**Problem description**:
In the lines below, swap every "data-point" for "plotted-point" and leave the rest unchanged.

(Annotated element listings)
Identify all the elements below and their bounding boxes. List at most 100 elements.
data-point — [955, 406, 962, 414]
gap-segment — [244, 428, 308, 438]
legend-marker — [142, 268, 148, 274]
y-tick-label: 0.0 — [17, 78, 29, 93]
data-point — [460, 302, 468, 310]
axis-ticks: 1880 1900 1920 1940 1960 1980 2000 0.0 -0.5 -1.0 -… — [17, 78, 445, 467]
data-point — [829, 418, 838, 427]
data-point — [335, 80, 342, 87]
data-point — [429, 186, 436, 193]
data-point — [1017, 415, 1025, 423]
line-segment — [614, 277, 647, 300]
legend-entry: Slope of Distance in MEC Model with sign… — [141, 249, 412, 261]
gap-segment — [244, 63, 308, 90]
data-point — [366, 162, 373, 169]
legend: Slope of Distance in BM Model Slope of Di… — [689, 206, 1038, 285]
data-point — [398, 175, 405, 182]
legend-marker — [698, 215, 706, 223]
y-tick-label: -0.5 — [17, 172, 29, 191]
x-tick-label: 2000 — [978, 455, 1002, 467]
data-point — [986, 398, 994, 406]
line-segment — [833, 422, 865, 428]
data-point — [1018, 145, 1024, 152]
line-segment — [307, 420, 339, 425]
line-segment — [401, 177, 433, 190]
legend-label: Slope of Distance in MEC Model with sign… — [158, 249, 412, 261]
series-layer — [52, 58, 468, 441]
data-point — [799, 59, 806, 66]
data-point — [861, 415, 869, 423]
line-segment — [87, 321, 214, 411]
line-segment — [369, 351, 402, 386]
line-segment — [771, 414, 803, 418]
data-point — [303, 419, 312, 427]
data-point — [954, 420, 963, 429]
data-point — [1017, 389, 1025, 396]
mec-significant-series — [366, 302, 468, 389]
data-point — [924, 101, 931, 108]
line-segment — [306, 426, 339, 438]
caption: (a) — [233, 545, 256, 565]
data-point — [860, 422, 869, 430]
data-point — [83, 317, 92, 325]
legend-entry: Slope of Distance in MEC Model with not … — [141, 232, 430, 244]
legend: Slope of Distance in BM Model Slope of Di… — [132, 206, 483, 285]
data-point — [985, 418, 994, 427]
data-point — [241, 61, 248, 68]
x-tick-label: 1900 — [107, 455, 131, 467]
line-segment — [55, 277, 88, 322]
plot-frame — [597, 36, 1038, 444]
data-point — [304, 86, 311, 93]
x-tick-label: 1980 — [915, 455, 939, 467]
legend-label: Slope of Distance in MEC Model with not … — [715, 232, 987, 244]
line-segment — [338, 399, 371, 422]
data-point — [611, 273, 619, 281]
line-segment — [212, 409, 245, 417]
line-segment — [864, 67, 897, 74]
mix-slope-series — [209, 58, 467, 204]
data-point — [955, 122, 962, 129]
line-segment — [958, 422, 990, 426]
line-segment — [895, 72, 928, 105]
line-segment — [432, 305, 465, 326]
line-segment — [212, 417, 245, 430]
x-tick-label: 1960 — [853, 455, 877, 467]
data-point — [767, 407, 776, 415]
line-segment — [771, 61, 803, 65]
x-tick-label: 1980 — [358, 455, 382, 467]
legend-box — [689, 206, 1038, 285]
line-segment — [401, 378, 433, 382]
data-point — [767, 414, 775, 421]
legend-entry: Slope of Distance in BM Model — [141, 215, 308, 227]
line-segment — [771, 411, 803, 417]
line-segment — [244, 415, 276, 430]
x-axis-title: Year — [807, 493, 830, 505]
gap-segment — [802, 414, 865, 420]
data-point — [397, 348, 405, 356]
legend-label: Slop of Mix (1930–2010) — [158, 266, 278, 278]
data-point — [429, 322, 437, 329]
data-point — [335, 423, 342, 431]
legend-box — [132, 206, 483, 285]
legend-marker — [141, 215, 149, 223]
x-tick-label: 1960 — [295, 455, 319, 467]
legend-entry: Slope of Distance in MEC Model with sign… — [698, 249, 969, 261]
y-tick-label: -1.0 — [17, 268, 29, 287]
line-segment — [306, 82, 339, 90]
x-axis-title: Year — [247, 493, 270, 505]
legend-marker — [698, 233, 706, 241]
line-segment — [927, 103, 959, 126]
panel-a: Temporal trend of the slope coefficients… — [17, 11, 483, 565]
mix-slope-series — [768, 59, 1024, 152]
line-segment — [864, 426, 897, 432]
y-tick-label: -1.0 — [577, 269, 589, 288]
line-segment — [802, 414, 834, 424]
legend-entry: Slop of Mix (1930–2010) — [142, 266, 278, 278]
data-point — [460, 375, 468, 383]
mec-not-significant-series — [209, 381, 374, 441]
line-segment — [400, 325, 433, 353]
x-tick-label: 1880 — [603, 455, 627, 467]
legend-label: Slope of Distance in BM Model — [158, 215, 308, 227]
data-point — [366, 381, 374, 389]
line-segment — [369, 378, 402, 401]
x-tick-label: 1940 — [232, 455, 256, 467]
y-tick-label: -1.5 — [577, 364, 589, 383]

**Finished task**:
Identify all the elements below and their bounding boxes. List at most 100 elements.
plotted-point — [955, 406, 962, 414]
gap-segment — [244, 428, 308, 438]
legend-marker — [142, 268, 148, 274]
y-tick-label: 0.0 — [17, 78, 29, 93]
plotted-point — [460, 302, 468, 310]
axis-ticks: 1880 1900 1920 1940 1960 1980 2000 0.0 -0.5 -1.0 -… — [17, 78, 445, 467]
plotted-point — [829, 418, 838, 427]
plotted-point — [335, 80, 342, 87]
plotted-point — [429, 186, 436, 193]
plotted-point — [1017, 415, 1025, 423]
line-segment — [614, 277, 647, 300]
legend-entry: Slope of Distance in MEC Model with sign… — [141, 249, 412, 261]
gap-segment — [244, 63, 308, 90]
plotted-point — [366, 162, 373, 169]
legend: Slope of Distance in BM Model Slope of Di… — [689, 206, 1038, 285]
plotted-point — [398, 175, 405, 182]
legend-marker — [698, 215, 706, 223]
y-tick-label: -0.5 — [17, 172, 29, 191]
x-tick-label: 2000 — [978, 455, 1002, 467]
plotted-point — [986, 398, 994, 406]
line-segment — [833, 422, 865, 428]
plotted-point — [1018, 145, 1024, 152]
line-segment — [307, 420, 339, 425]
line-segment — [401, 177, 433, 190]
legend-label: Slope of Distance in MEC Model with sign… — [158, 249, 412, 261]
series-layer — [52, 58, 468, 441]
plotted-point — [799, 59, 806, 66]
plotted-point — [861, 415, 869, 423]
line-segment — [87, 321, 214, 411]
line-segment — [369, 351, 402, 386]
line-segment — [771, 414, 803, 418]
plotted-point — [303, 419, 312, 427]
plotted-point — [954, 420, 963, 429]
plotted-point — [1017, 389, 1025, 396]
mec-significant-series — [366, 302, 468, 389]
plotted-point — [924, 101, 931, 108]
line-segment — [306, 426, 339, 438]
caption: (a) — [233, 545, 256, 565]
plotted-point — [860, 422, 869, 430]
plotted-point — [83, 317, 92, 325]
legend-entry: Slope of Distance in MEC Model with not … — [141, 232, 430, 244]
legend: Slope of Distance in BM Model Slope of Di… — [132, 206, 483, 285]
plotted-point — [985, 418, 994, 427]
plotted-point — [241, 61, 248, 68]
x-tick-label: 1900 — [107, 455, 131, 467]
line-segment — [55, 277, 88, 322]
plot-frame — [597, 36, 1038, 444]
plotted-point — [304, 86, 311, 93]
x-tick-label: 1980 — [915, 455, 939, 467]
legend-label: Slope of Distance in MEC Model with not … — [715, 232, 987, 244]
line-segment — [338, 399, 371, 422]
plotted-point — [611, 273, 619, 281]
line-segment — [212, 409, 245, 417]
line-segment — [864, 67, 897, 74]
mix-slope-series — [209, 58, 467, 204]
plotted-point — [955, 122, 962, 129]
line-segment — [958, 422, 990, 426]
line-segment — [895, 72, 928, 105]
line-segment — [432, 305, 465, 326]
line-segment — [212, 417, 245, 430]
x-tick-label: 1960 — [853, 455, 877, 467]
plotted-point — [767, 407, 776, 415]
line-segment — [771, 61, 803, 65]
x-tick-label: 1980 — [358, 455, 382, 467]
legend-box — [689, 206, 1038, 285]
line-segment — [401, 378, 433, 382]
plotted-point — [767, 414, 775, 421]
legend-entry: Slope of Distance in BM Model — [141, 215, 308, 227]
line-segment — [771, 411, 803, 417]
line-segment — [244, 415, 276, 430]
x-axis-title: Year — [807, 493, 830, 505]
gap-segment — [802, 414, 865, 420]
plotted-point — [397, 348, 405, 356]
legend-label: Slop of Mix (1930–2010) — [158, 266, 278, 278]
plotted-point — [429, 322, 437, 329]
plotted-point — [335, 423, 342, 431]
legend-box — [132, 206, 483, 285]
legend-marker — [141, 215, 149, 223]
x-tick-label: 1960 — [295, 455, 319, 467]
legend-entry: Slope of Distance in MEC Model with sign… — [698, 249, 969, 261]
y-tick-label: -1.0 — [17, 268, 29, 287]
line-segment — [306, 82, 339, 90]
x-axis-title: Year — [247, 493, 270, 505]
legend-marker — [698, 233, 706, 241]
line-segment — [927, 103, 959, 126]
panel-a: Temporal trend of the slope coefficients… — [17, 11, 483, 565]
mix-slope-series — [768, 59, 1024, 152]
line-segment — [864, 426, 897, 432]
y-tick-label: -1.0 — [577, 269, 589, 288]
line-segment — [802, 414, 834, 424]
legend-entry: Slop of Mix (1930–2010) — [142, 266, 278, 278]
plotted-point — [460, 375, 468, 383]
mec-not-significant-series — [209, 381, 374, 441]
line-segment — [400, 325, 433, 353]
x-tick-label: 1880 — [603, 455, 627, 467]
legend-label: Slope of Distance in BM Model — [158, 215, 308, 227]
plotted-point — [366, 381, 374, 389]
line-segment — [369, 378, 402, 401]
x-tick-label: 1940 — [232, 455, 256, 467]
y-tick-label: -1.5 — [577, 364, 589, 383]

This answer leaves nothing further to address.